Extracted data entries
┄┄┄┄┄┄
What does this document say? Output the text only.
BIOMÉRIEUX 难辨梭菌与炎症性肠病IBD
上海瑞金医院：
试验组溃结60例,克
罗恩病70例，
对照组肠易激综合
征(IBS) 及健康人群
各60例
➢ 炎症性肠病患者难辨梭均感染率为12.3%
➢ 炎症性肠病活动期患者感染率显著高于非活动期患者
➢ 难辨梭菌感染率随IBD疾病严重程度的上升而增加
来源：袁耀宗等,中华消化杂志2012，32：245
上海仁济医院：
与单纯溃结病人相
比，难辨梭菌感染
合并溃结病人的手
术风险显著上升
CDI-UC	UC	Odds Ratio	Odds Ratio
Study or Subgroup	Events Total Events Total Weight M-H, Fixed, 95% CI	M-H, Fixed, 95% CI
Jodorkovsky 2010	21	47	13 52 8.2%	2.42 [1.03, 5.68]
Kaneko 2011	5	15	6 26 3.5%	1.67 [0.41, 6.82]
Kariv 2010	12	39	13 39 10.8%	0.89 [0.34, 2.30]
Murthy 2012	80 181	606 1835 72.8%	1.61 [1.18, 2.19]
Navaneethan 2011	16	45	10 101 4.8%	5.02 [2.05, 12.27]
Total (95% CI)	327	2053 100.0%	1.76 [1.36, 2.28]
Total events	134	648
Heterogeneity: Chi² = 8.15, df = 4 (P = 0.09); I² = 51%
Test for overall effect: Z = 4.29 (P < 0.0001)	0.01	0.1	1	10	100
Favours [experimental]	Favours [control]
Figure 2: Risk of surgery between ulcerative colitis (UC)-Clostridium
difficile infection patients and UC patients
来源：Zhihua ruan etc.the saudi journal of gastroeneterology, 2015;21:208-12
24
┄┄┄┄┄┄
Exercise — The lines that mention the word "Total" should be pulled from the records above.

Result of this exercise —
Study or Subgroup	Events Total Events Total Weight M-H, Fixed, 95% CI	M-H, Fixed, 95% CI
Total (95% CI)	327	2053 100.0%	1.76 [1.36, 2.28]
Total events	134	648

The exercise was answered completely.